● Instructions for the task: List all the lines in these records that hold "Studio".

● Recorded data:
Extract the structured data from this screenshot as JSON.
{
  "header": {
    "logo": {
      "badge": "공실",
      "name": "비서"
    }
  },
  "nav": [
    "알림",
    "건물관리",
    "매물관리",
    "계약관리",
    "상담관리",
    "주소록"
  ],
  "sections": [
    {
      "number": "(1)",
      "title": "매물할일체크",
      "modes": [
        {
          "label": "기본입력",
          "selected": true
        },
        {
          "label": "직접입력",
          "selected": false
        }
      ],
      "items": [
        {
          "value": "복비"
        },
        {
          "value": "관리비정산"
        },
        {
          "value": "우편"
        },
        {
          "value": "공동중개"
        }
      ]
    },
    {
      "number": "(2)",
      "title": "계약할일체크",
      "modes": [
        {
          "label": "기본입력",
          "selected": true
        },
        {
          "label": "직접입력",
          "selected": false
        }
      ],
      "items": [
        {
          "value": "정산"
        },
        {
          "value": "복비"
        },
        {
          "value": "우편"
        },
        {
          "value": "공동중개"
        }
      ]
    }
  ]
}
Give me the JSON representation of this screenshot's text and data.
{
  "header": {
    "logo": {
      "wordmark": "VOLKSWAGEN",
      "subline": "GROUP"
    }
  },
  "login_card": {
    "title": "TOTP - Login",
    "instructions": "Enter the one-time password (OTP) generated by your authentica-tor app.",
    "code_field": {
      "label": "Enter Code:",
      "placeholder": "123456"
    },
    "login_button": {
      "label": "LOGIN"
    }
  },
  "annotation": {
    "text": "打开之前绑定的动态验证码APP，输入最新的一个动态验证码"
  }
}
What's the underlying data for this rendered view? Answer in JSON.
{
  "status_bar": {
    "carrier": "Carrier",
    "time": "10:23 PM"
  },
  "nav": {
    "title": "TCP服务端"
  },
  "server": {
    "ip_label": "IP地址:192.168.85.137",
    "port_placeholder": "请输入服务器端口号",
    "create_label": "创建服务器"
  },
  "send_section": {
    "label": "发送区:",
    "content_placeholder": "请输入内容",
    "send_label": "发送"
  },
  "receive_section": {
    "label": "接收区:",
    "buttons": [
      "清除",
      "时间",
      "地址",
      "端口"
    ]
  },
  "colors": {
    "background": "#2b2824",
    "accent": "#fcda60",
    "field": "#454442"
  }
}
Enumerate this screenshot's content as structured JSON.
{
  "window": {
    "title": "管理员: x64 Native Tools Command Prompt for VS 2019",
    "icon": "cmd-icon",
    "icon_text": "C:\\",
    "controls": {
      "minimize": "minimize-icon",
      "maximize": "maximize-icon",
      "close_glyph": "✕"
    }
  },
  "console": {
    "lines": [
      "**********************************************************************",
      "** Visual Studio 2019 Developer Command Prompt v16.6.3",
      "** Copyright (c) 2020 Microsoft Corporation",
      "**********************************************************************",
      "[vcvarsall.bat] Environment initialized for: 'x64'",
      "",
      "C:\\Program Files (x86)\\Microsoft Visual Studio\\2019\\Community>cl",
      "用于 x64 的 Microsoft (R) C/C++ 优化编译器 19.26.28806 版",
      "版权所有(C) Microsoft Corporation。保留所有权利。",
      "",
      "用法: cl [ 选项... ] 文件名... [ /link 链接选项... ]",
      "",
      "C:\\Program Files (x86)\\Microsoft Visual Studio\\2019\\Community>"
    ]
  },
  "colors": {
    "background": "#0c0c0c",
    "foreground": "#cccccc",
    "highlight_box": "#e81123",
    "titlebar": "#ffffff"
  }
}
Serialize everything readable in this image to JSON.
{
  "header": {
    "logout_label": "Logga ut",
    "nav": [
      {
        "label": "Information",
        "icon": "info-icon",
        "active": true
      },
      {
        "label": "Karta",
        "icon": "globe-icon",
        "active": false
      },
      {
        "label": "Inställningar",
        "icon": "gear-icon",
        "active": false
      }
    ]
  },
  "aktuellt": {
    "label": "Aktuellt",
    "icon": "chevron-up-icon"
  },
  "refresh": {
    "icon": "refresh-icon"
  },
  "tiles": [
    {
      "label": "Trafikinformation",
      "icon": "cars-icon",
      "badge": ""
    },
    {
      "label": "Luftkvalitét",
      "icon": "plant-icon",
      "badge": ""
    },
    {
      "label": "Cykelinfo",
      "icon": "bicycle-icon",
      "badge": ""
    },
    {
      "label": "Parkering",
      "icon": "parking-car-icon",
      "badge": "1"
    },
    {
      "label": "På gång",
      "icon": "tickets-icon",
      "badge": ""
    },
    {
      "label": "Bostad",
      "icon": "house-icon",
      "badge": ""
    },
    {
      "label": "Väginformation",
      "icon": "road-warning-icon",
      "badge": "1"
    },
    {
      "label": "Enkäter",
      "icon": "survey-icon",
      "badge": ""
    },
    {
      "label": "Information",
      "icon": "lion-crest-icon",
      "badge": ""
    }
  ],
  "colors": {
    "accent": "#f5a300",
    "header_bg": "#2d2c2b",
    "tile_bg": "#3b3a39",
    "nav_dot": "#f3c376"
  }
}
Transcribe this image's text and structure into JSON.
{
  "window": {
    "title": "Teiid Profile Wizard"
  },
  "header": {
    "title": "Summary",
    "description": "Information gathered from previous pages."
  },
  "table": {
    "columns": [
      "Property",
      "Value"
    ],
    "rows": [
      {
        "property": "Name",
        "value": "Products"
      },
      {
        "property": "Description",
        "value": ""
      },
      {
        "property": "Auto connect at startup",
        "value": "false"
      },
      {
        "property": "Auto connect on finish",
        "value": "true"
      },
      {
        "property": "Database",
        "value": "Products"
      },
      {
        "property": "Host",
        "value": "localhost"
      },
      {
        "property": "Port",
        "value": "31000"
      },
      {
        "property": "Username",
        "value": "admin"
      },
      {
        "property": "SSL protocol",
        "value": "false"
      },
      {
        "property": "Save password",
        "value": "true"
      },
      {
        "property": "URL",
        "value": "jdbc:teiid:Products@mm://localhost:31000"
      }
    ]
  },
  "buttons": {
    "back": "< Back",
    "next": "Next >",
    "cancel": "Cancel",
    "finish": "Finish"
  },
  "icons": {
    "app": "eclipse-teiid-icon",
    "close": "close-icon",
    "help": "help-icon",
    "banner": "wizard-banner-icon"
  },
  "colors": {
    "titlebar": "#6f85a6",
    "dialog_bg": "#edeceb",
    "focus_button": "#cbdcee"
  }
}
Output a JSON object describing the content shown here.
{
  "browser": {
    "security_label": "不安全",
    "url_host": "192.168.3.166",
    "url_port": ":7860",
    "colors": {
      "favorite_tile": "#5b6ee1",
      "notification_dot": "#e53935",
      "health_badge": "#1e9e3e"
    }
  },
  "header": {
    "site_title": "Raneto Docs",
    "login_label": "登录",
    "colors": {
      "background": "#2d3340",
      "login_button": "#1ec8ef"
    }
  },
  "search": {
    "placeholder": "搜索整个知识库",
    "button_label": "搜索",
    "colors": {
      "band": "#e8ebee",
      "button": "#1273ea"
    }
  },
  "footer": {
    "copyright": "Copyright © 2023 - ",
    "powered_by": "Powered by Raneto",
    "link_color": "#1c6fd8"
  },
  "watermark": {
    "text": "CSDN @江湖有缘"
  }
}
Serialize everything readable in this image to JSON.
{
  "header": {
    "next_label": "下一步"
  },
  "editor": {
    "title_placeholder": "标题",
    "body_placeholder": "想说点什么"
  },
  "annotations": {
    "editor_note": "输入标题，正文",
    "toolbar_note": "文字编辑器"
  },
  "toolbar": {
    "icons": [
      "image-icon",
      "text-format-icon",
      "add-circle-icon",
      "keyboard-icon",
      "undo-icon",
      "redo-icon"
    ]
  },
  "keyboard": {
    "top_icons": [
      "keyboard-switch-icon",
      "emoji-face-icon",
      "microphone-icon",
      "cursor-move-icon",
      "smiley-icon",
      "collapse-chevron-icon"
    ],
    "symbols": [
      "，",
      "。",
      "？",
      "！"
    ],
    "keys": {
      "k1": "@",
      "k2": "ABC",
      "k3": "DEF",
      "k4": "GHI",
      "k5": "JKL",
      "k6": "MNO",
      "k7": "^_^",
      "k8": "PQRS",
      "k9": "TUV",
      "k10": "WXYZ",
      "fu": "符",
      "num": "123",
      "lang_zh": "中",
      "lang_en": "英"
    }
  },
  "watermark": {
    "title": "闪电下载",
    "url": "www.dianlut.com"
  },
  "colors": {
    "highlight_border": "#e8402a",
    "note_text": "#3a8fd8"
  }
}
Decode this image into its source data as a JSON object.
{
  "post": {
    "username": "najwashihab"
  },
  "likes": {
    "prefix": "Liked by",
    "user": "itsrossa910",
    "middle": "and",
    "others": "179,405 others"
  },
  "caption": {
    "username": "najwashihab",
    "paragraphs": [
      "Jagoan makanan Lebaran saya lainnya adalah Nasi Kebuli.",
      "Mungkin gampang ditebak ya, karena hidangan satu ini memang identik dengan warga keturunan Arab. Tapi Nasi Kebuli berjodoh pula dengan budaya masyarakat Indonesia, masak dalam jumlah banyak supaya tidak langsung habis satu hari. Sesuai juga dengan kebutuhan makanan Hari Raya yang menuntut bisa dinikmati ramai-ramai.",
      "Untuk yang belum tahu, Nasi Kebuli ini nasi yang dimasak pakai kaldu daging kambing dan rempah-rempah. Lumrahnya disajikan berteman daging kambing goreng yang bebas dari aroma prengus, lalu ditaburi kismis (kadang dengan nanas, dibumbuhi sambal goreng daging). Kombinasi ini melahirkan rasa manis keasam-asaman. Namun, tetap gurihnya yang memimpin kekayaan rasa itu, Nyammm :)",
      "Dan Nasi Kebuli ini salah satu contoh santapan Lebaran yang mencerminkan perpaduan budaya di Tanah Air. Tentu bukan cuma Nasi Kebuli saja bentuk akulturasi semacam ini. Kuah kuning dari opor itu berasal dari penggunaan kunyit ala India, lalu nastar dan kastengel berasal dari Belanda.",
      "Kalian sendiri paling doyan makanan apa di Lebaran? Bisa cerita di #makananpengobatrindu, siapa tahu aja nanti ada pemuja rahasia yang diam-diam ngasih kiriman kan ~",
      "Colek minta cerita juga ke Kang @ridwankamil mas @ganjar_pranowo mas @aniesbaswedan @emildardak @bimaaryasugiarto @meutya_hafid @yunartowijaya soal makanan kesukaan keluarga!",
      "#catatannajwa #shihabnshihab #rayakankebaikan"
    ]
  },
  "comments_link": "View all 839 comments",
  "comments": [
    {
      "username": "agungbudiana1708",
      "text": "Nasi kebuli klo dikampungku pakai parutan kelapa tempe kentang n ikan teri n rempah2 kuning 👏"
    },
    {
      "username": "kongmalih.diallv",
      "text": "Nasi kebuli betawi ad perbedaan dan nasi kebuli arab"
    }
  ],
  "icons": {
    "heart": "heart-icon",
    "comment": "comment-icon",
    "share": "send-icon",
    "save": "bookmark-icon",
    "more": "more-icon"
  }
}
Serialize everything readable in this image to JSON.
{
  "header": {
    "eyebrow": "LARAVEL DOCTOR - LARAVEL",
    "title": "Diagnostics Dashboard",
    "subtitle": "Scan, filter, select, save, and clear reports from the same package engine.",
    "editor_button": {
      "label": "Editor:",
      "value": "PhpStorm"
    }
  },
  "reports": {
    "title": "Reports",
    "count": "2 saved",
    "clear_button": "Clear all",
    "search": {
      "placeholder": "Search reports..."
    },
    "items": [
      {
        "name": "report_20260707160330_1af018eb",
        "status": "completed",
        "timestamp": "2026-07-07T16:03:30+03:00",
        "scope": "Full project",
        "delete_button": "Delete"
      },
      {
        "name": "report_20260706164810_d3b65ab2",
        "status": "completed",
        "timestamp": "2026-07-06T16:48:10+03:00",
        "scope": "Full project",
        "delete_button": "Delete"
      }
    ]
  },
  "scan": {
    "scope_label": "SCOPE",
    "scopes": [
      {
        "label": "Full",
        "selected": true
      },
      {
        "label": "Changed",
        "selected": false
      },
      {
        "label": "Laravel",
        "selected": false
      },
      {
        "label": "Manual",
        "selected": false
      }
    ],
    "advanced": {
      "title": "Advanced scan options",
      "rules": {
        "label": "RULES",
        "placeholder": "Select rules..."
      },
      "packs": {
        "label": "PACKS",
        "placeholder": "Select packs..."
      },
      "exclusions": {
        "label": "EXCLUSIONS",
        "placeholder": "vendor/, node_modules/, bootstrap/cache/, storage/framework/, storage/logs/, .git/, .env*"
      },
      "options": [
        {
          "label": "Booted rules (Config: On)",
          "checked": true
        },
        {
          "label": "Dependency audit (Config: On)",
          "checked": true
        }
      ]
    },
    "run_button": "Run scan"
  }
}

● Answer to this task:
      "** Visual Studio 2019 Developer Command Prompt v16.6.3",
      "C:\\Program Files (x86)\\Microsoft Visual Studio\\2019\\Community>cl",
      "C:\\Program Files (x86)\\Microsoft Visual Studio\\2019\\Community>"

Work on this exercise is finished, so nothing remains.